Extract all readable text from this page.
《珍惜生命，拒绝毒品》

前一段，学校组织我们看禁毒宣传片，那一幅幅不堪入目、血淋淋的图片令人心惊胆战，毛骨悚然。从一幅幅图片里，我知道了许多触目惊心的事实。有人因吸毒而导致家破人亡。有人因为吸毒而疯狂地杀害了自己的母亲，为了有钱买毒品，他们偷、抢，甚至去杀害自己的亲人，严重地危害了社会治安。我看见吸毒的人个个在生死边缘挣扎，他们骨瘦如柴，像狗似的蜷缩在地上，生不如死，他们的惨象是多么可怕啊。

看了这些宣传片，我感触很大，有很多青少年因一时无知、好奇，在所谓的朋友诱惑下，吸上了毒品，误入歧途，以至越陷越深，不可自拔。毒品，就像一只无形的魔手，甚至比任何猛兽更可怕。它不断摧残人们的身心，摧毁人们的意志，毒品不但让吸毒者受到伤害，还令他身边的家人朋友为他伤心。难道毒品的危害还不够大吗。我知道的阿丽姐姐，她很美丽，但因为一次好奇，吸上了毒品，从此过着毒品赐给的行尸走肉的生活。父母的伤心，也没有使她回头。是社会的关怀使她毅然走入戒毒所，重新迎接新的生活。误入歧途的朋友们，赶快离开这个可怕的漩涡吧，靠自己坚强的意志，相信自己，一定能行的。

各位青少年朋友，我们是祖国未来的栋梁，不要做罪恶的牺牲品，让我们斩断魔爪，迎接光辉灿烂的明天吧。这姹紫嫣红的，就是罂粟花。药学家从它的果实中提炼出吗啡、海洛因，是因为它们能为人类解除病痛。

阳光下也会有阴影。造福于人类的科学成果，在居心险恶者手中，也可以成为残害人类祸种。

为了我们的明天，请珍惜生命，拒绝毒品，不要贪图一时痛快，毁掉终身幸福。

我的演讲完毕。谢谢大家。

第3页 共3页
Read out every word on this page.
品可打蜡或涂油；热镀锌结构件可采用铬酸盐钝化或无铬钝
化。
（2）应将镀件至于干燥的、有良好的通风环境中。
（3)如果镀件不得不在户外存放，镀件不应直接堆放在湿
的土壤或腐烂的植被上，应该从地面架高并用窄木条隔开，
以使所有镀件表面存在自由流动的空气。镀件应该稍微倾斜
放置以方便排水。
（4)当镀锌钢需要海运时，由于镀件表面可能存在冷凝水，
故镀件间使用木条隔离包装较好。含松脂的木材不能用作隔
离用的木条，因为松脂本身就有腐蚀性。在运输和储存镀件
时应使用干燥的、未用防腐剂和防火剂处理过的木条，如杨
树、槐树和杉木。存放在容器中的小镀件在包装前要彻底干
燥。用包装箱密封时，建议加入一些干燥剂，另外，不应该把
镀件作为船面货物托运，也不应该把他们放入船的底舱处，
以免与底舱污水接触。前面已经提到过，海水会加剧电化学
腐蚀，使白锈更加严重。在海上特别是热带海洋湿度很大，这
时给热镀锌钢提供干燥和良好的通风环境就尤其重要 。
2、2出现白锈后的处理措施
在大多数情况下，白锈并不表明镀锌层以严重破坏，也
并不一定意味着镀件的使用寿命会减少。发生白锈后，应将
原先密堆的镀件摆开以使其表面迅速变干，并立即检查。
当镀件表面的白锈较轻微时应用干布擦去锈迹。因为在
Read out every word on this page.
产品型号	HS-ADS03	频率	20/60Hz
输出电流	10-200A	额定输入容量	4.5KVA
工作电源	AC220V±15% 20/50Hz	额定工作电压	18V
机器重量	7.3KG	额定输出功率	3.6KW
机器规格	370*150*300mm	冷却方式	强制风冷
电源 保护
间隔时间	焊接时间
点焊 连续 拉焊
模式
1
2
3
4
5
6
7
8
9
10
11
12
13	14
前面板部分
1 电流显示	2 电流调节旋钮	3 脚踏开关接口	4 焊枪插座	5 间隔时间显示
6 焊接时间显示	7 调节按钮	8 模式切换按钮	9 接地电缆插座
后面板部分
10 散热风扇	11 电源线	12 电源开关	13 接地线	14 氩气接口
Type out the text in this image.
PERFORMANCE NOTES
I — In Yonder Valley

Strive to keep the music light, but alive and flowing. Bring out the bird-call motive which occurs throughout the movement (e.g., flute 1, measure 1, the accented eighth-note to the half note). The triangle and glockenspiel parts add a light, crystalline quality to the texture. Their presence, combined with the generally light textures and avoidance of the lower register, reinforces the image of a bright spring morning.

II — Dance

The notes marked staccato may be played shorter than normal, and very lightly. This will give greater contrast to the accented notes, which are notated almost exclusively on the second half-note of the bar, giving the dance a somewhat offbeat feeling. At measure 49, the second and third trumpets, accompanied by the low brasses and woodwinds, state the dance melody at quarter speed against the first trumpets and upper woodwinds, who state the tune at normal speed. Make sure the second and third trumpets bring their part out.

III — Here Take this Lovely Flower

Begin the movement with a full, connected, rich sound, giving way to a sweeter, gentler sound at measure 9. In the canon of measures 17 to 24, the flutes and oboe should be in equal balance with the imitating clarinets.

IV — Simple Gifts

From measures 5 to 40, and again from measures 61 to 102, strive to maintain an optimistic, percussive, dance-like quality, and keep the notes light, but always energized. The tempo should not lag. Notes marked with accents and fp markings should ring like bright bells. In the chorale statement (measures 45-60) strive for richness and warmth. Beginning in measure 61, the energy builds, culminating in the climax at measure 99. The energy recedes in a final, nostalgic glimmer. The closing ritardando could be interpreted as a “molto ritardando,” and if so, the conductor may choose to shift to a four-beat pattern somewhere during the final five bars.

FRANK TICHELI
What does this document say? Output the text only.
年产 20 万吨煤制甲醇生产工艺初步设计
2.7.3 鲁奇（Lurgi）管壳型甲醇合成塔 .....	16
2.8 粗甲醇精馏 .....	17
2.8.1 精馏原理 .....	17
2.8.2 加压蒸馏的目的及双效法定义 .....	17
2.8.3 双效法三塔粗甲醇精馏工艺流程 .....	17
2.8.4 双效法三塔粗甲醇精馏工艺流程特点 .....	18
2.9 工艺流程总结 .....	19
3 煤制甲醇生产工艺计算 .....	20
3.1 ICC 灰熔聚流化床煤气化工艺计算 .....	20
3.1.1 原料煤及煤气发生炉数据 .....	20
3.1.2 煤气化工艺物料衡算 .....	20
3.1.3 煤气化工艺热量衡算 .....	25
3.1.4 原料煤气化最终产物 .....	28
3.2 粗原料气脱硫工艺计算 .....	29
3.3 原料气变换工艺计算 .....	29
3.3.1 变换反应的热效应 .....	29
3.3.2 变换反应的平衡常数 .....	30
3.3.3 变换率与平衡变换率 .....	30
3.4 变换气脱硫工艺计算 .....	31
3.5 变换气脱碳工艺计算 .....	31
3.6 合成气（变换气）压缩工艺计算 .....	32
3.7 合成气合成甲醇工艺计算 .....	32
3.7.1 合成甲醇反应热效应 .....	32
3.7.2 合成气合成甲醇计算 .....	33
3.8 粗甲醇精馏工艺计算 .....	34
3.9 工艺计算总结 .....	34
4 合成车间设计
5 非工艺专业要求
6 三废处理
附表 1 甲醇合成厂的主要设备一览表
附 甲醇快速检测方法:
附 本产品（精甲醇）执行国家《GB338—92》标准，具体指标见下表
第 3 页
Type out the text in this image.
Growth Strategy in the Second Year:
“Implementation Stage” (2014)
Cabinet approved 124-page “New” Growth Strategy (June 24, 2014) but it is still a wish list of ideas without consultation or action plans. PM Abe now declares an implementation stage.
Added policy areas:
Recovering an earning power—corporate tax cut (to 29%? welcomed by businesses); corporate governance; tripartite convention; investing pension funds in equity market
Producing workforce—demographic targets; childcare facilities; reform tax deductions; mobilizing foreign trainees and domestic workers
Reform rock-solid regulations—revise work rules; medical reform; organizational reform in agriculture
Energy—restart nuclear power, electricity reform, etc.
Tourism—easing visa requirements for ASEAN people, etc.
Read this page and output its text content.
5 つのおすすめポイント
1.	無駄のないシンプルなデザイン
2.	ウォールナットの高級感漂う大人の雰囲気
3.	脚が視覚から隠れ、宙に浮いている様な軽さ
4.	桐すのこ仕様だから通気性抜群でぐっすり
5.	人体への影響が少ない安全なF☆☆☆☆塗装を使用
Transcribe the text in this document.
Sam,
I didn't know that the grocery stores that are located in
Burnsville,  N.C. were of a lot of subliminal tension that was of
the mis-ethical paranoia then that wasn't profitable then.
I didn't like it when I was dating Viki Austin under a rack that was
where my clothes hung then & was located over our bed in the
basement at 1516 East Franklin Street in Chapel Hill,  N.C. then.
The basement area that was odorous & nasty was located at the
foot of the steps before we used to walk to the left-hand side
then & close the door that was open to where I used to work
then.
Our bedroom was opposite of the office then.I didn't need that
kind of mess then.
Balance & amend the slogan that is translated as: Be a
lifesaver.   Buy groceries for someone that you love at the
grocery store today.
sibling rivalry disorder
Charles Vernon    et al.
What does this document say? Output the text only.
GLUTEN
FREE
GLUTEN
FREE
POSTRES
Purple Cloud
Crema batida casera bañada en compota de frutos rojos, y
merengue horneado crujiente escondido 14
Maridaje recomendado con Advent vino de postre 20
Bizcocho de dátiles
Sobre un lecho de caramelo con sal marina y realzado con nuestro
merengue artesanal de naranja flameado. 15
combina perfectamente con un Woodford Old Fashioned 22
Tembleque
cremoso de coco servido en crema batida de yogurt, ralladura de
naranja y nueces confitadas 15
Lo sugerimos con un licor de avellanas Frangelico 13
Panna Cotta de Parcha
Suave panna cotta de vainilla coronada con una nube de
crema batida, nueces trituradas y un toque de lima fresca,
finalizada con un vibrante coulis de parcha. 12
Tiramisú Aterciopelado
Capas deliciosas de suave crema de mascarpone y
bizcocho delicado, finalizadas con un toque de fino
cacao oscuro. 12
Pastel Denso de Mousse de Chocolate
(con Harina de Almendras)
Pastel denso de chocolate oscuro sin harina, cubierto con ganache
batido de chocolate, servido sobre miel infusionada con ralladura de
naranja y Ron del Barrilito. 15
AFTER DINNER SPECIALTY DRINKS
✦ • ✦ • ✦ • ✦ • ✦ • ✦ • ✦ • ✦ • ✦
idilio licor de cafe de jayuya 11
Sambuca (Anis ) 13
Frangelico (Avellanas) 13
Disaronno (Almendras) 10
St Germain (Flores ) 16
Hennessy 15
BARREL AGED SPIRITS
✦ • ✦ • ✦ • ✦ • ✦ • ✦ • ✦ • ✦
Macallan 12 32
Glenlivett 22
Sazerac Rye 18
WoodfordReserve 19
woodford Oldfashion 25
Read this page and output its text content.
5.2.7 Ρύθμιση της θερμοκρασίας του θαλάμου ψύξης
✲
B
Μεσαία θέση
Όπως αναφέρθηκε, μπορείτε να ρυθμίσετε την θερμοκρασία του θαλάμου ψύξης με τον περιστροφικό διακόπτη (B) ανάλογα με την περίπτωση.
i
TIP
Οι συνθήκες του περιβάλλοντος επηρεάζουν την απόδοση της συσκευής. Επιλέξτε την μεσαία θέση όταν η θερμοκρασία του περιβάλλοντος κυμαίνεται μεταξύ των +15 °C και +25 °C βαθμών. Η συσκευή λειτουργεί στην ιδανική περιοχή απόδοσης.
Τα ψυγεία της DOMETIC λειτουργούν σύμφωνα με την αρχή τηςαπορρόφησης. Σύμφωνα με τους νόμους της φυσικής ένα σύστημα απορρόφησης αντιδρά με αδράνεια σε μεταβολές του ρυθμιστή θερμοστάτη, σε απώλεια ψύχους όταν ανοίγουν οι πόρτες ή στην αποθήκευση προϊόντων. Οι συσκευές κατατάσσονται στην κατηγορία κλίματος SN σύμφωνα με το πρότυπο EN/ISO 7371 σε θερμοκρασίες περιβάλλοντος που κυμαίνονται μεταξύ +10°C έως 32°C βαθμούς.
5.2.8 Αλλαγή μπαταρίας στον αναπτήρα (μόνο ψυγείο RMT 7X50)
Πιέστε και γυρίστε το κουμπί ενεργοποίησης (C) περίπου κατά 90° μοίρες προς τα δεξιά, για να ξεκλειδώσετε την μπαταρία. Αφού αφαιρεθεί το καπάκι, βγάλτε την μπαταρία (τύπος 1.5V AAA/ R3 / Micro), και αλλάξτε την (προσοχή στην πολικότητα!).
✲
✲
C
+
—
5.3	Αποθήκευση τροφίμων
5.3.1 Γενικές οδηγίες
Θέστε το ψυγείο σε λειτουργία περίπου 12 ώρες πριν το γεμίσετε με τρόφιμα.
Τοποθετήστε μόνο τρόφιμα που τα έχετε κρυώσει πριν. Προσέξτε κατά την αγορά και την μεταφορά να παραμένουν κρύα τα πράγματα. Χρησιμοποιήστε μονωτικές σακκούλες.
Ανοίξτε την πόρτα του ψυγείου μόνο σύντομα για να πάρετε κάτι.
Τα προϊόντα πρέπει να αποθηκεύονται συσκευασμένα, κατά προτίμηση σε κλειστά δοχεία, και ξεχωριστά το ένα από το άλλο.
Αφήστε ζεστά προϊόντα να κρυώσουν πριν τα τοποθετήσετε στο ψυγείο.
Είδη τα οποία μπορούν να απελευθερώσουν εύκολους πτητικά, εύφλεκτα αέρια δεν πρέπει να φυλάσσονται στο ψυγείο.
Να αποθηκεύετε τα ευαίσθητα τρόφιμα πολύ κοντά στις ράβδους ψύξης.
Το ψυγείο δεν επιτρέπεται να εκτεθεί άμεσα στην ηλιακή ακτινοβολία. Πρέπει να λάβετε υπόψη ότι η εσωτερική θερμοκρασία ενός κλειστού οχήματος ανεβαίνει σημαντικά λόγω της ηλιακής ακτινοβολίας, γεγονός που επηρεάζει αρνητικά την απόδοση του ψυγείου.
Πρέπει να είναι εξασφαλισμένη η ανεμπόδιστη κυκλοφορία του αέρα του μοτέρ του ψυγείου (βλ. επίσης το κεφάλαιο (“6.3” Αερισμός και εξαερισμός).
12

______

▸ DO THIS
Scan the entries above for the word "στην" and collect each line holding it.

▸ OUTPUT
Οι συνθήκες του περιβάλλοντος επηρεάζουν την απόδοση της συσκευής. Επιλέξτε την μεσαία θέση όταν η θερμοκρασία του περιβάλλοντος κυμαίνεται μεταξύ των +15 °C και +25 °C βαθμών. Η συσκευή λειτουργεί στην ιδανική περιοχή απόδοσης.
Τα ψυγεία της DOMETIC λειτουργούν σύμφωνα με την αρχή τηςαπορρόφησης. Σύμφωνα με τους νόμους της φυσικής ένα σύστημα απορρόφησης αντιδρά με αδράνεια σε μεταβολές του ρυθμιστή θερμοστάτη, σε απώλεια ψύχους όταν ανοίγουν οι πόρτες ή στην αποθήκευση προϊόντων. Οι συσκευές κατατάσσονται στην κατηγορία κλίματος SN σύμφωνα με το πρότυπο EN/ISO 7371 σε θερμοκρασίες περιβάλλοντος που κυμαίνονται μεταξύ +10°C έως 32°C βαθμούς.
Πιέστε και γυρίστε το κουμπί ενεργοποίησης (C) περίπου κατά 90° μοίρες προς τα δεξιά, για να ξεκλειδώσετε την μπαταρία. Αφού αφαιρεθεί το καπάκι, βγάλτε την μπαταρία (τύπος 1.5V AAA/ R3 / Micro), και αλλάξτε την (προσοχή στην πολικότητα!).
Το ψυγείο δεν επιτρέπεται να εκτεθεί άμεσα στην ηλιακή ακτινοβολία. Πρέπει να λάβετε υπόψη ότι η εσωτερική θερμοκρασία ενός κλειστού οχήματος ανεβαίνει σημαντικά λόγω της ηλιακής ακτινοβολίας, γεγονός που επηρεάζει αρνητικά την απόδοση του ψυγείου.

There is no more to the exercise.